#### Given data

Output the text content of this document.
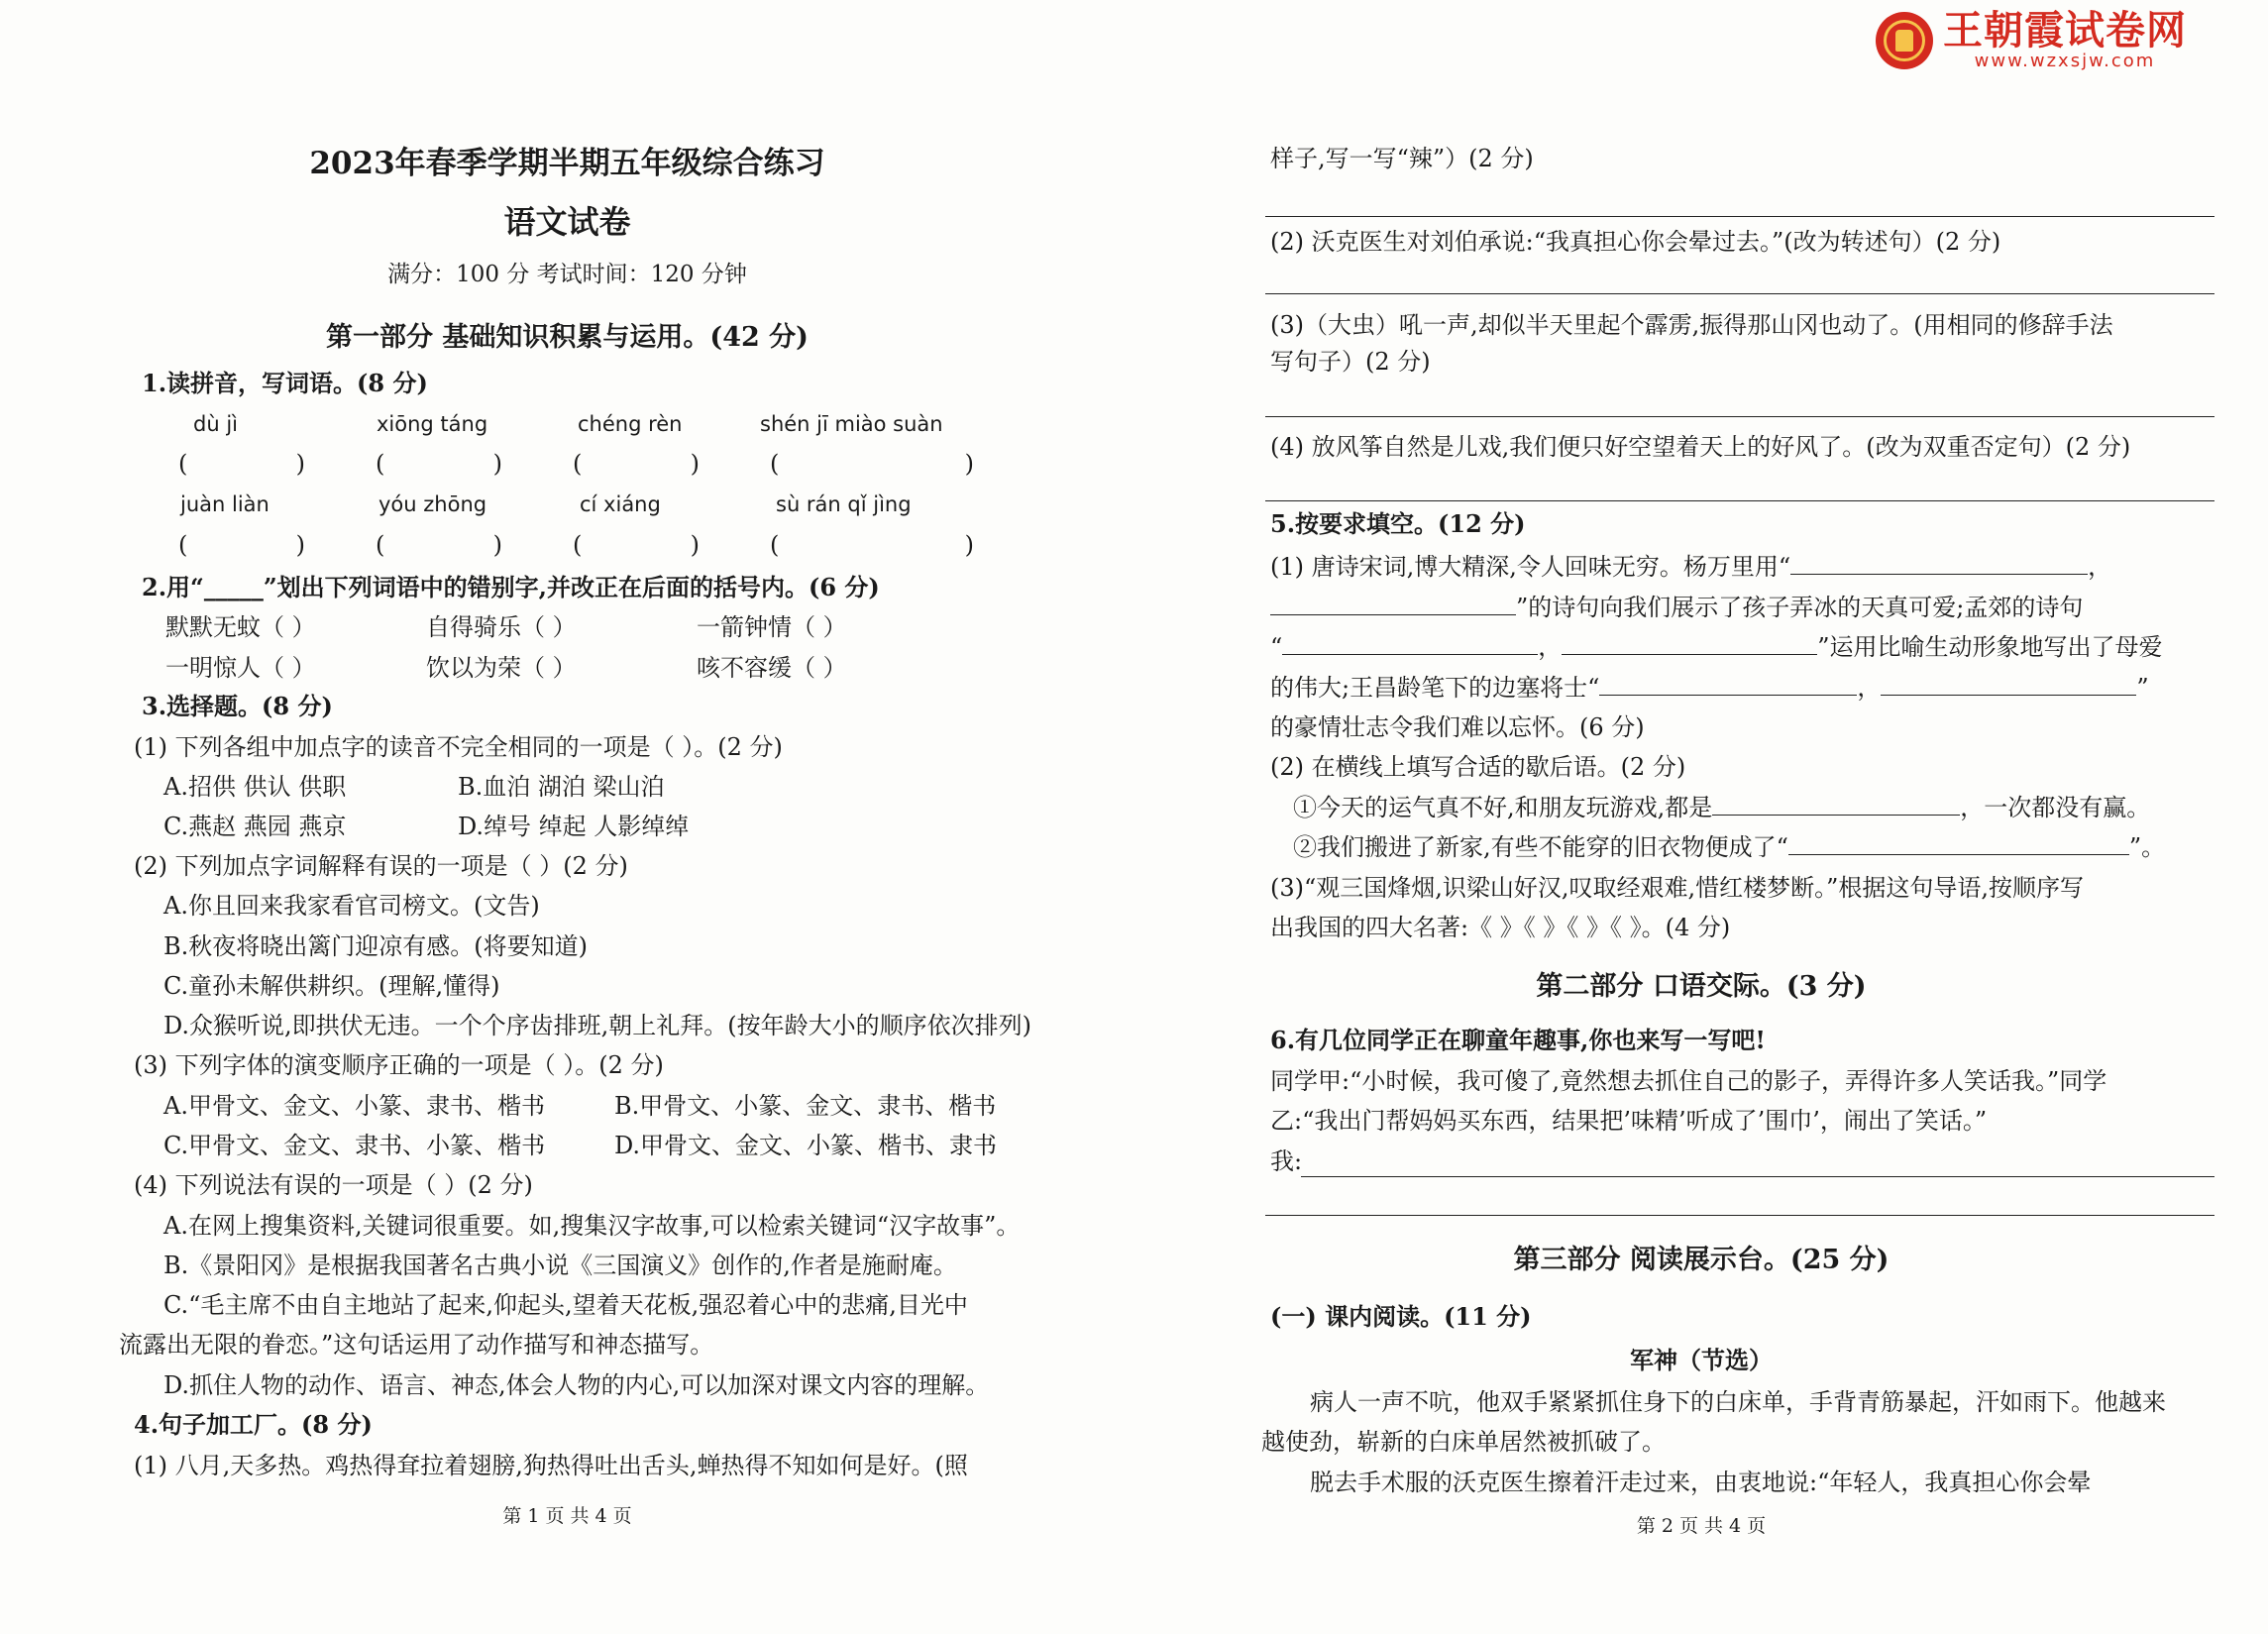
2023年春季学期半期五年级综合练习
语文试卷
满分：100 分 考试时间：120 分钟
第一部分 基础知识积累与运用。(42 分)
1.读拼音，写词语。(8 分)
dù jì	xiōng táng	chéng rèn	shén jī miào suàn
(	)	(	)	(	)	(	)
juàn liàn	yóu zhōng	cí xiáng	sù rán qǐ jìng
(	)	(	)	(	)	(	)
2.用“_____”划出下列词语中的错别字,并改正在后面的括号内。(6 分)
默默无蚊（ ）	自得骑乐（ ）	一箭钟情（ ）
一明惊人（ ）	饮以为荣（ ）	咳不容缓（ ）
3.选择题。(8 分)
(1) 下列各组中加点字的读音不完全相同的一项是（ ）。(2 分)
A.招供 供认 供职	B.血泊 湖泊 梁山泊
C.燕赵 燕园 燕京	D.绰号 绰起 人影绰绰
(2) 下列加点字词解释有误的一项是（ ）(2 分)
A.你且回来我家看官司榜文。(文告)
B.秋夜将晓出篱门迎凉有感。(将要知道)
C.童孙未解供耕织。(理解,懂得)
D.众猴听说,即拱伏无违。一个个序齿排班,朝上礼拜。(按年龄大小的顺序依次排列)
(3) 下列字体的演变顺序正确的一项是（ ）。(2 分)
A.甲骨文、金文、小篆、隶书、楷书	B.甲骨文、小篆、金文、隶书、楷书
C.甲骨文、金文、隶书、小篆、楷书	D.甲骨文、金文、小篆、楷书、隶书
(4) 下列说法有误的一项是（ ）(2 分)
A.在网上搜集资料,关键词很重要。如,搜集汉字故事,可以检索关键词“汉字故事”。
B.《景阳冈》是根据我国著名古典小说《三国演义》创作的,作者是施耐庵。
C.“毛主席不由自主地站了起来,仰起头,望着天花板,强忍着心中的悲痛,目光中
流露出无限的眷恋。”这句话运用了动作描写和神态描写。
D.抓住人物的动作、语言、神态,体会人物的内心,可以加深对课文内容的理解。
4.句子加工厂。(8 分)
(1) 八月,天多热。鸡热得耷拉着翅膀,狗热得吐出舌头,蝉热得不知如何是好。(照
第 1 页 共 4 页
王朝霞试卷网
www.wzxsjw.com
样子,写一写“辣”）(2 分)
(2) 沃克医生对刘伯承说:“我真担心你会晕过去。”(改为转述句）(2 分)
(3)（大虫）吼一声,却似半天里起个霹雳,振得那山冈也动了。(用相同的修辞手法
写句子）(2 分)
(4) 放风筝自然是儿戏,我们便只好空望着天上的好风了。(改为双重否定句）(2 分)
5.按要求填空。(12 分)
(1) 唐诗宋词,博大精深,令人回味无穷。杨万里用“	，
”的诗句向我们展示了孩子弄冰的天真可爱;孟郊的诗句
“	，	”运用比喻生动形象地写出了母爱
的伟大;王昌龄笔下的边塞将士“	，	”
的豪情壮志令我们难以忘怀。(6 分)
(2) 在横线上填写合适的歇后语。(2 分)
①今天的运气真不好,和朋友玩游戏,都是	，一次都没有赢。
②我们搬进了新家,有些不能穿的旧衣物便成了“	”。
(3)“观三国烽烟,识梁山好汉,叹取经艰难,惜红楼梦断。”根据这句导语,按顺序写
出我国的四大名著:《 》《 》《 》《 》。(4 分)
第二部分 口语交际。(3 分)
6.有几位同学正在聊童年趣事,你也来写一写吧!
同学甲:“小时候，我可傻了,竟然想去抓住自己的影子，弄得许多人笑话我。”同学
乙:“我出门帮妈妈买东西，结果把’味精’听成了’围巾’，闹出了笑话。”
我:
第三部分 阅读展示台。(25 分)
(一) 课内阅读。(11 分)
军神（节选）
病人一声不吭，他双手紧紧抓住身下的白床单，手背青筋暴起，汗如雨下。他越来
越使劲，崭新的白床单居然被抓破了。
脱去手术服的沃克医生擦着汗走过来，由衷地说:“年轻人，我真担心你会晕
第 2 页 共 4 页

########

→ What the task requires
Transcribe the full listing above exactly, with the images removed.

→ Result of the exercise
Output the text content of this document.
2023年春季学期半期五年级综合练习
语文试卷
满分：100 分 考试时间：120 分钟
第一部分 基础知识积累与运用。(42 分)
1.读拼音，写词语。(8 分)
dù jì	xiōng táng	chéng rèn	shén jī miào suàn
(	)	(	)	(	)	(	)
juàn liàn	yóu zhōng	cí xiáng	sù rán qǐ jìng
(	)	(	)	(	)	(	)
2.用“_____”划出下列词语中的错别字,并改正在后面的括号内。(6 分)
默默无蚊（ ）	自得骑乐（ ）	一箭钟情（ ）
一明惊人（ ）	饮以为荣（ ）	咳不容缓（ ）
3.选择题。(8 分)
(1) 下列各组中加点字的读音不完全相同的一项是（ ）。(2 分)
A.招供 供认 供职	B.血泊 湖泊 梁山泊
C.燕赵 燕园 燕京	D.绰号 绰起 人影绰绰
(2) 下列加点字词解释有误的一项是（ ）(2 分)
A.你且回来我家看官司榜文。(文告)
B.秋夜将晓出篱门迎凉有感。(将要知道)
C.童孙未解供耕织。(理解,懂得)
D.众猴听说,即拱伏无违。一个个序齿排班,朝上礼拜。(按年龄大小的顺序依次排列)
(3) 下列字体的演变顺序正确的一项是（ ）。(2 分)
A.甲骨文、金文、小篆、隶书、楷书	B.甲骨文、小篆、金文、隶书、楷书
C.甲骨文、金文、隶书、小篆、楷书	D.甲骨文、金文、小篆、楷书、隶书
(4) 下列说法有误的一项是（ ）(2 分)
A.在网上搜集资料,关键词很重要。如,搜集汉字故事,可以检索关键词“汉字故事”。
B.《景阳冈》是根据我国著名古典小说《三国演义》创作的,作者是施耐庵。
C.“毛主席不由自主地站了起来,仰起头,望着天花板,强忍着心中的悲痛,目光中
流露出无限的眷恋。”这句话运用了动作描写和神态描写。
D.抓住人物的动作、语言、神态,体会人物的内心,可以加深对课文内容的理解。
4.句子加工厂。(8 分)
(1) 八月,天多热。鸡热得耷拉着翅膀,狗热得吐出舌头,蝉热得不知如何是好。(照
第 1 页 共 4 页
王朝霞试卷网
www.wzxsjw.com
样子,写一写“辣”）(2 分)
(2) 沃克医生对刘伯承说:“我真担心你会晕过去。”(改为转述句）(2 分)
(3)（大虫）吼一声,却似半天里起个霹雳,振得那山冈也动了。(用相同的修辞手法
写句子）(2 分)
(4) 放风筝自然是儿戏,我们便只好空望着天上的好风了。(改为双重否定句）(2 分)
5.按要求填空。(12 分)
(1) 唐诗宋词,博大精深,令人回味无穷。杨万里用“	，
”的诗句向我们展示了孩子弄冰的天真可爱;孟郊的诗句
“	，	”运用比喻生动形象地写出了母爱
的伟大;王昌龄笔下的边塞将士“	，	”
的豪情壮志令我们难以忘怀。(6 分)
(2) 在横线上填写合适的歇后语。(2 分)
①今天的运气真不好,和朋友玩游戏,都是	，一次都没有赢。
②我们搬进了新家,有些不能穿的旧衣物便成了“	”。
(3)“观三国烽烟,识梁山好汉,叹取经艰难,惜红楼梦断。”根据这句导语,按顺序写
出我国的四大名著:《 》《 》《 》《 》。(4 分)
第二部分 口语交际。(3 分)
6.有几位同学正在聊童年趣事,你也来写一写吧!
同学甲:“小时候，我可傻了,竟然想去抓住自己的影子，弄得许多人笑话我。”同学
乙:“我出门帮妈妈买东西，结果把’味精’听成了’围巾’，闹出了笑话。”
我:
第三部分 阅读展示台。(25 分)
(一) 课内阅读。(11 分)
军神（节选）
病人一声不吭，他双手紧紧抓住身下的白床单，手背青筋暴起，汗如雨下。他越来
越使劲，崭新的白床单居然被抓破了。
脱去手术服的沃克医生擦着汗走过来，由衷地说:“年轻人，我真担心你会晕
第 2 页 共 4 页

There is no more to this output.